Write out the listing beneath this instruction in its entirety, exactly as it reads.

- _Data section_:
__________

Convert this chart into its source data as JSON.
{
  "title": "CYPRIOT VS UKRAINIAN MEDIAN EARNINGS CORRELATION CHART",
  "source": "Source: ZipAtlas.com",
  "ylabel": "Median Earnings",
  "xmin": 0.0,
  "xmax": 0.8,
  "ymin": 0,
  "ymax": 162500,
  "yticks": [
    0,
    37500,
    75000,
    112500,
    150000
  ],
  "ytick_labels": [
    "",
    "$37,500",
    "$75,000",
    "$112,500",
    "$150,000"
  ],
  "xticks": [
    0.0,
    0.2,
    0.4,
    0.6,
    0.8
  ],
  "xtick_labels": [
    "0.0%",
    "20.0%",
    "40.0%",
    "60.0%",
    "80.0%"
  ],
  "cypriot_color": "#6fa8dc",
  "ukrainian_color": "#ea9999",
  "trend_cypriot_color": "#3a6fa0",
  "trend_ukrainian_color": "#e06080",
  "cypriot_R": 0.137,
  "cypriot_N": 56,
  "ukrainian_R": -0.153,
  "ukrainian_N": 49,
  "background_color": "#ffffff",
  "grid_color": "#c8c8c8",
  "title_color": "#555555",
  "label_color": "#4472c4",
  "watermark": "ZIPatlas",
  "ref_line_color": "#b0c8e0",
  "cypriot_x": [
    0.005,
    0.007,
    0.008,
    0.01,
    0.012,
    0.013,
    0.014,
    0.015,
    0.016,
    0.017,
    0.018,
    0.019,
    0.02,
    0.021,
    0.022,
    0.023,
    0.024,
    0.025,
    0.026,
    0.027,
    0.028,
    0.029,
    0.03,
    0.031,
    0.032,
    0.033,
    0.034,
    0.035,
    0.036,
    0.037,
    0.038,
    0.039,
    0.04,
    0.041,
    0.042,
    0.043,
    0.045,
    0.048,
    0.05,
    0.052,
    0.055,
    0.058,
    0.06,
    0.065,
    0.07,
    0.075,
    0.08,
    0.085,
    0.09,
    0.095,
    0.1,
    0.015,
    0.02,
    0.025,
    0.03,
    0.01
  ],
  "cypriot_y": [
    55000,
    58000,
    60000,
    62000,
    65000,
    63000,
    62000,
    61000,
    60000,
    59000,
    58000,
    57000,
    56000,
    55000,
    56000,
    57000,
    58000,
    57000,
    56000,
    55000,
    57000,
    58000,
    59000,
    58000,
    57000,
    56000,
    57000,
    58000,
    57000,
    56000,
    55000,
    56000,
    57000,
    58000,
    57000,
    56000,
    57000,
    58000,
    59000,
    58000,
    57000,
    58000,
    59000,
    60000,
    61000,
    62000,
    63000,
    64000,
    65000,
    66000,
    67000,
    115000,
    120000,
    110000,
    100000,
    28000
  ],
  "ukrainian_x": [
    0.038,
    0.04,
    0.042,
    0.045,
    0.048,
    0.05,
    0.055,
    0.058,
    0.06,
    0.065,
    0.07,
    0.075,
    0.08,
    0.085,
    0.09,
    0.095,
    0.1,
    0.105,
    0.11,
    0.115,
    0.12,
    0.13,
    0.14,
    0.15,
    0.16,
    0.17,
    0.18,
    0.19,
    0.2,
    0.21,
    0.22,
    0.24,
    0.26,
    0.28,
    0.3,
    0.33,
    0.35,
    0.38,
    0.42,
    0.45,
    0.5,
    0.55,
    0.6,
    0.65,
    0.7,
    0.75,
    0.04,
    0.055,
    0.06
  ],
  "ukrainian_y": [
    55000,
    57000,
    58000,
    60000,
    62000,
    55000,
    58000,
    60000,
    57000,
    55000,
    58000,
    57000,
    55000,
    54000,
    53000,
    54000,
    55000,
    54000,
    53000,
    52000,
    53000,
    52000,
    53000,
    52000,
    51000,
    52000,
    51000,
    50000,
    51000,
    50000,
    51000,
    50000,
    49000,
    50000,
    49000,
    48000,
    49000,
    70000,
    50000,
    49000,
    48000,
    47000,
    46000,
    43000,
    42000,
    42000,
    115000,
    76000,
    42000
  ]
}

__________

- _The answer_:
Convert this chart into its source data as JSON.
{
  "title": "CYPRIOT VS UKRAINIAN MEDIAN EARNINGS CORRELATION CHART",
  "source": "Source: ZipAtlas.com",
  "ylabel": "Median Earnings",
  "xmin": 0.0,
  "xmax": 0.8,
  "ymin": 0,
  "ymax": 162500,
  "yticks": [
    0,
    37500,
    75000,
    112500,
    150000
  ],
  "ytick_labels": [
    "",
    "$37,500",
    "$75,000",
    "$112,500",
    "$150,000"
  ],
  "xticks": [
    0.0,
    0.2,
    0.4,
    0.6,
    0.8
  ],
  "xtick_labels": [
    "0.0%",
    "20.0%",
    "40.0%",
    "60.0%",
    "80.0%"
  ],
  "cypriot_color": "#6fa8dc",
  "ukrainian_color": "#ea9999",
  "trend_cypriot_color": "#3a6fa0",
  "trend_ukrainian_color": "#e06080",
  "cypriot_R": 0.137,
  "cypriot_N": 56,
  "ukrainian_R": -0.153,
  "ukrainian_N": 49,
  "background_color": "#ffffff",
  "grid_color": "#c8c8c8",
  "title_color": "#555555",
  "label_color": "#4472c4",
  "watermark": "ZIPatlas",
  "ref_line_color": "#b0c8e0",
  "cypriot_x": [
    0.005,
    0.007,
    0.008,
    0.01,
    0.012,
    0.013,
    0.014,
    0.015,
    0.016,
    0.017,
    0.018,
    0.019,
    0.02,
    0.021,
    0.022,
    0.023,
    0.024,
    0.025,
    0.026,
    0.027,
    0.028,
    0.029,
    0.03,
    0.031,
    0.032,
    0.033,
    0.034,
    0.035,
    0.036,
    0.037,
    0.038,
    0.039,
    0.04,
    0.041,
    0.042,
    0.043,
    0.045,
    0.048,
    0.05,
    0.052,
    0.055,
    0.058,
    0.06,
    0.065,
    0.07,
    0.075,
    0.08,
    0.085,
    0.09,
    0.095,
    0.1,
    0.015,
    0.02,
    0.025,
    0.03,
    0.01
  ],
  "cypriot_y": [
    55000,
    58000,
    60000,
    62000,
    65000,
    63000,
    62000,
    61000,
    60000,
    59000,
    58000,
    57000,
    56000,
    55000,
    56000,
    57000,
    58000,
    57000,
    56000,
    55000,
    57000,
    58000,
    59000,
    58000,
    57000,
    56000,
    57000,
    58000,
    57000,
    56000,
    55000,
    56000,
    57000,
    58000,
    57000,
    56000,
    57000,
    58000,
    59000,
    58000,
    57000,
    58000,
    59000,
    60000,
    61000,
    62000,
    63000,
    64000,
    65000,
    66000,
    67000,
    115000,
    120000,
    110000,
    100000,
    28000
  ],
  "ukrainian_x": [
    0.038,
    0.04,
    0.042,
    0.045,
    0.048,
    0.05,
    0.055,
    0.058,
    0.06,
    0.065,
    0.07,
    0.075,
    0.08,
    0.085,
    0.09,
    0.095,
    0.1,
    0.105,
    0.11,
    0.115,
    0.12,
    0.13,
    0.14,
    0.15,
    0.16,
    0.17,
    0.18,
    0.19,
    0.2,
    0.21,
    0.22,
    0.24,
    0.26,
    0.28,
    0.3,
    0.33,
    0.35,
    0.38,
    0.42,
    0.45,
    0.5,
    0.55,
    0.6,
    0.65,
    0.7,
    0.75,
    0.04,
    0.055,
    0.06
  ],
  "ukrainian_y": [
    55000,
    57000,
    58000,
    60000,
    62000,
    55000,
    58000,
    60000,
    57000,
    55000,
    58000,
    57000,
    55000,
    54000,
    53000,
    54000,
    55000,
    54000,
    53000,
    52000,
    53000,
    52000,
    53000,
    52000,
    51000,
    52000,
    51000,
    50000,
    51000,
    50000,
    51000,
    50000,
    49000,
    50000,
    49000,
    48000,
    49000,
    70000,
    50000,
    49000,
    48000,
    47000,
    46000,
    43000,
    42000,
    42000,
    115000,
    76000,
    42000
  ]
}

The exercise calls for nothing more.